──────── Dataset records

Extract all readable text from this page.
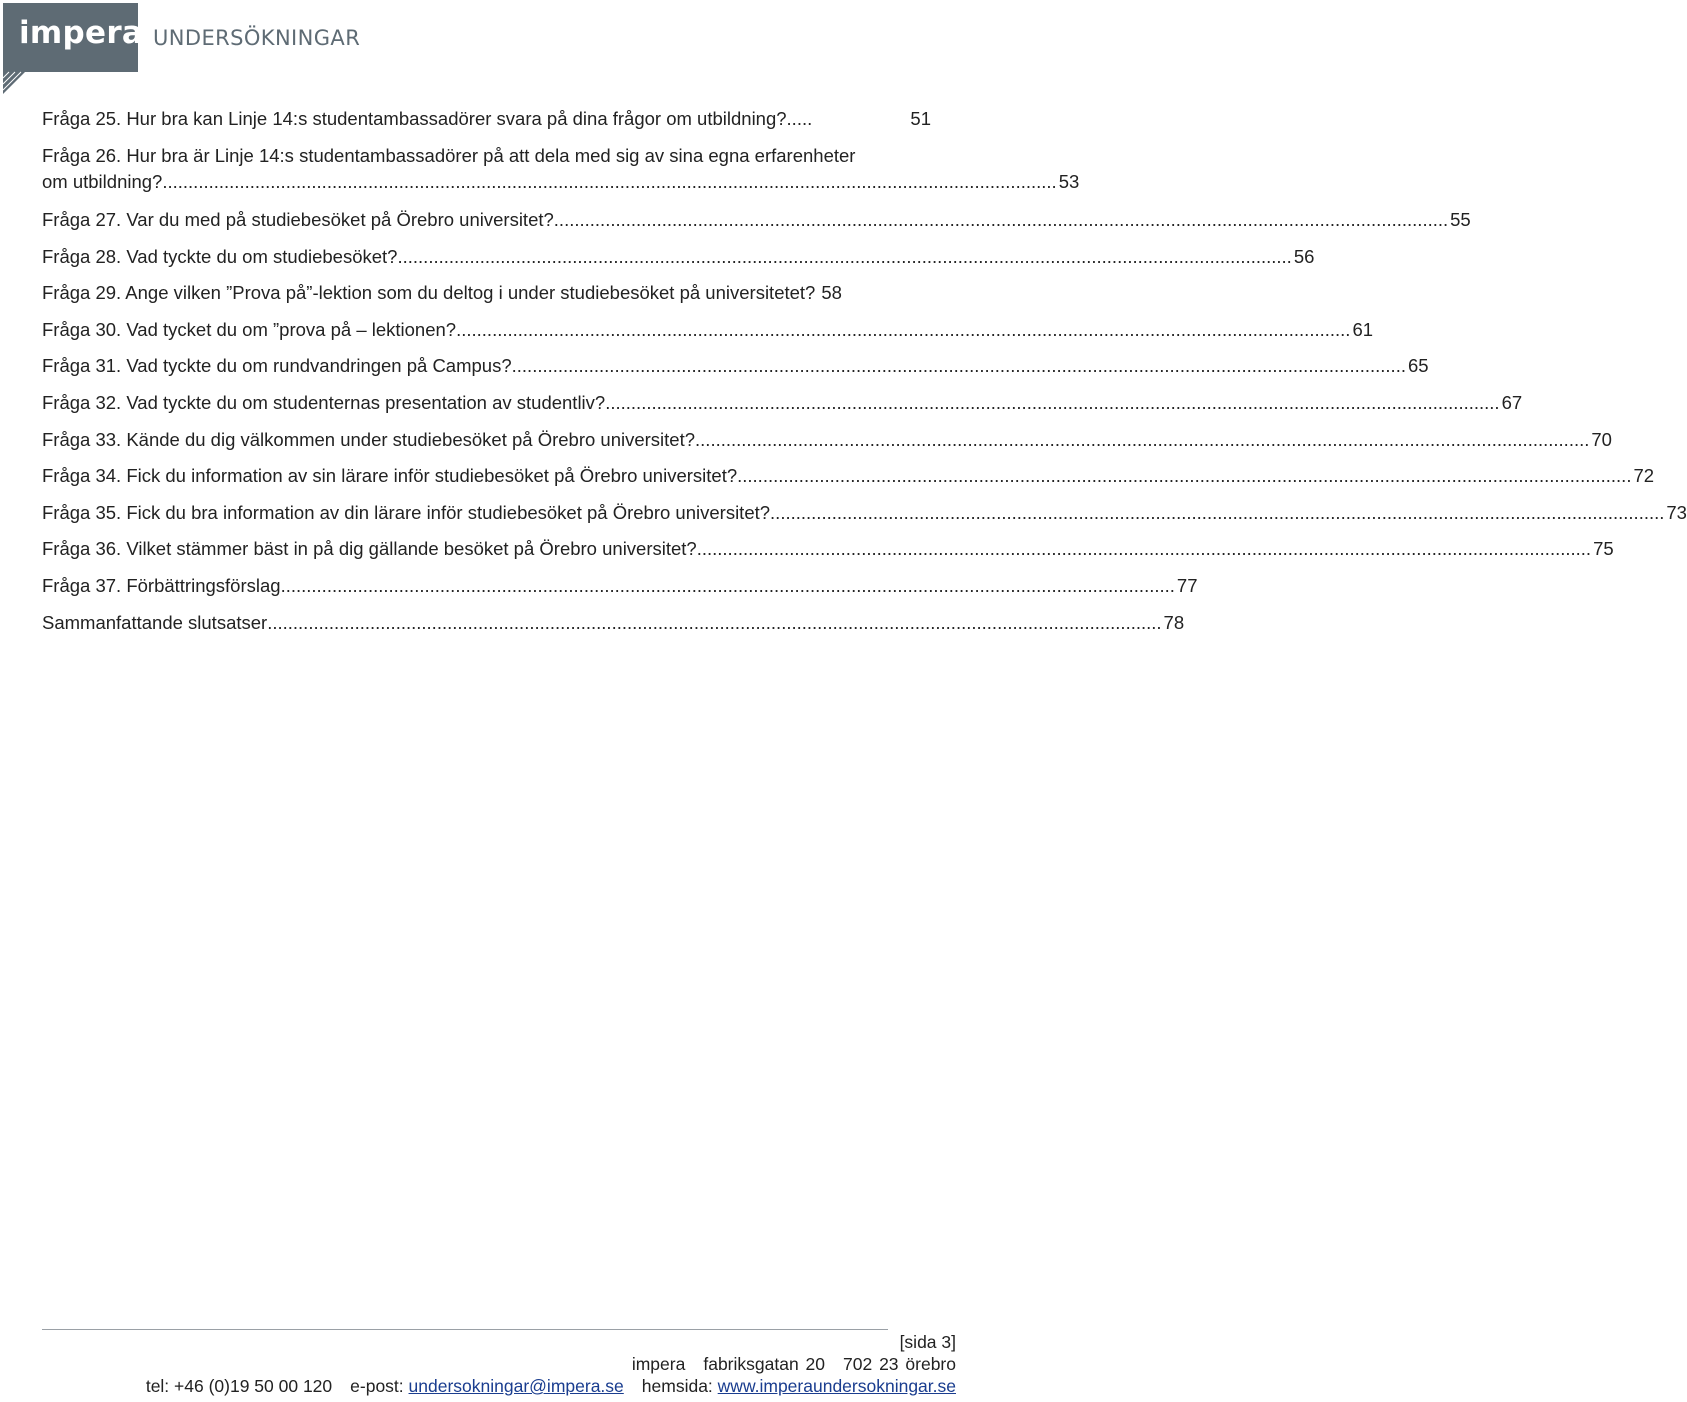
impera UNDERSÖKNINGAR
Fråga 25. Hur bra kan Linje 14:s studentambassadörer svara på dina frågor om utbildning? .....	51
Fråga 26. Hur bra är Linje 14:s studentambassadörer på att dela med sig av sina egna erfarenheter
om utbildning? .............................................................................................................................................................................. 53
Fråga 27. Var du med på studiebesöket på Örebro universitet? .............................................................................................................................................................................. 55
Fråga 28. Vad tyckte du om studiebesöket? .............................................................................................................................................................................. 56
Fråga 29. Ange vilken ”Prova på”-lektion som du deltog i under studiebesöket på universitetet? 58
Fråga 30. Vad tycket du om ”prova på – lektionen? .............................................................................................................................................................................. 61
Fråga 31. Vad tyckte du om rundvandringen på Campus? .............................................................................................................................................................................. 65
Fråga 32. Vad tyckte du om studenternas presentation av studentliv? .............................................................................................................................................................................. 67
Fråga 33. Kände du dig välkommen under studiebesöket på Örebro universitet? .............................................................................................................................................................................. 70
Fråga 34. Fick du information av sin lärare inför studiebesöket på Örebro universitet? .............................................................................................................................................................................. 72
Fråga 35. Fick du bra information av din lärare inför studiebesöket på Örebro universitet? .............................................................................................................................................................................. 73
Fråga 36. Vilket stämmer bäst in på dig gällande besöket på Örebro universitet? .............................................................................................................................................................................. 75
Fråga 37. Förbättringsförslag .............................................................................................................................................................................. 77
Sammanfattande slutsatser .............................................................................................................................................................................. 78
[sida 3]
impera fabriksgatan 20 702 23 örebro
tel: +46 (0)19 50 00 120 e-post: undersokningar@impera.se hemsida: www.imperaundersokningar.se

────────────────
──────── Dataset records

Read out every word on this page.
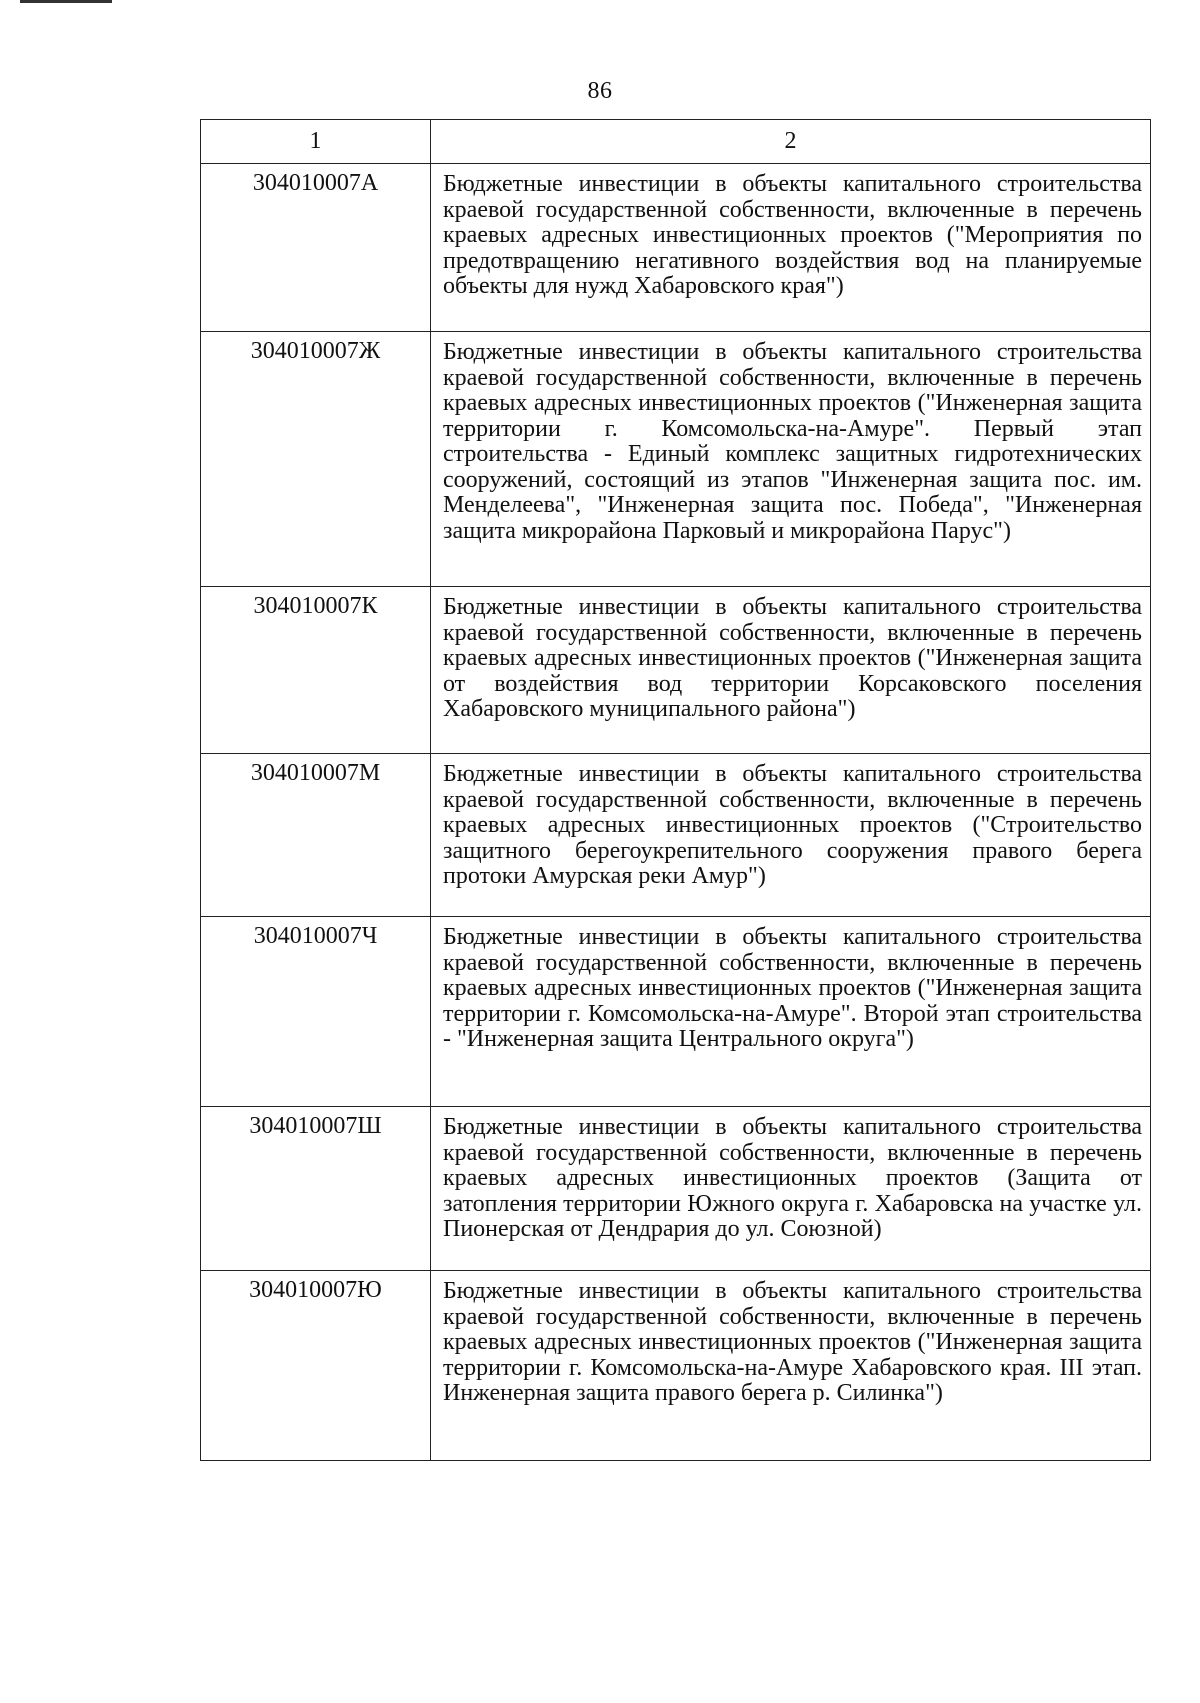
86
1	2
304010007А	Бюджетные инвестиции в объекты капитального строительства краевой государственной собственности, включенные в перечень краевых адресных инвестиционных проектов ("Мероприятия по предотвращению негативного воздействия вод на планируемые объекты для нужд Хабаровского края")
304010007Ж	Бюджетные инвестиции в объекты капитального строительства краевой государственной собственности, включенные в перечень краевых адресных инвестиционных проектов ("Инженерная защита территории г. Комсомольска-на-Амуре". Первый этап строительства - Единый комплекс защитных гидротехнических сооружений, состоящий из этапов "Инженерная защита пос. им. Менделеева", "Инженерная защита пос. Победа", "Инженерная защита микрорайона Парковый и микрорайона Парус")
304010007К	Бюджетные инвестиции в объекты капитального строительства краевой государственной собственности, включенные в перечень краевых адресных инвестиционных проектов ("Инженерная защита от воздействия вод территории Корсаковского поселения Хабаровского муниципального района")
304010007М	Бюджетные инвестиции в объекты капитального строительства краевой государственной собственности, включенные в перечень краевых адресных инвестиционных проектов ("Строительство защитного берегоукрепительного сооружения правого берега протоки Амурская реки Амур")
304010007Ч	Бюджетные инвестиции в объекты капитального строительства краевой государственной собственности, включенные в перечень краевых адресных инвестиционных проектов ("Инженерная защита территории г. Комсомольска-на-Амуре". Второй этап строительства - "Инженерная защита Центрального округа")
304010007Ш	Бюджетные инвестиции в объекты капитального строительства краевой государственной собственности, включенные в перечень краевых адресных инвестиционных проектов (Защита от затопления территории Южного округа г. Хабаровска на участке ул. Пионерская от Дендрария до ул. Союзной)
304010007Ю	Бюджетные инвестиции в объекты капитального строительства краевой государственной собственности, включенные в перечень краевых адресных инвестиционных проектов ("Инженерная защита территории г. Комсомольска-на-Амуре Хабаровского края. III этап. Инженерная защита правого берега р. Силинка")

────────────────

Stated exercise:
Which lines hold the string "lärare"? Copy all of them from the data above.

Answer to this task:
Fråga 34. Fick du information av sin lärare inför studiebesöket på Örebro universitet? .............................................................................................................................................................................. 72
Fråga 35. Fick du bra information av din lärare inför studiebesöket på Örebro universitet? .............................................................................................................................................................................. 73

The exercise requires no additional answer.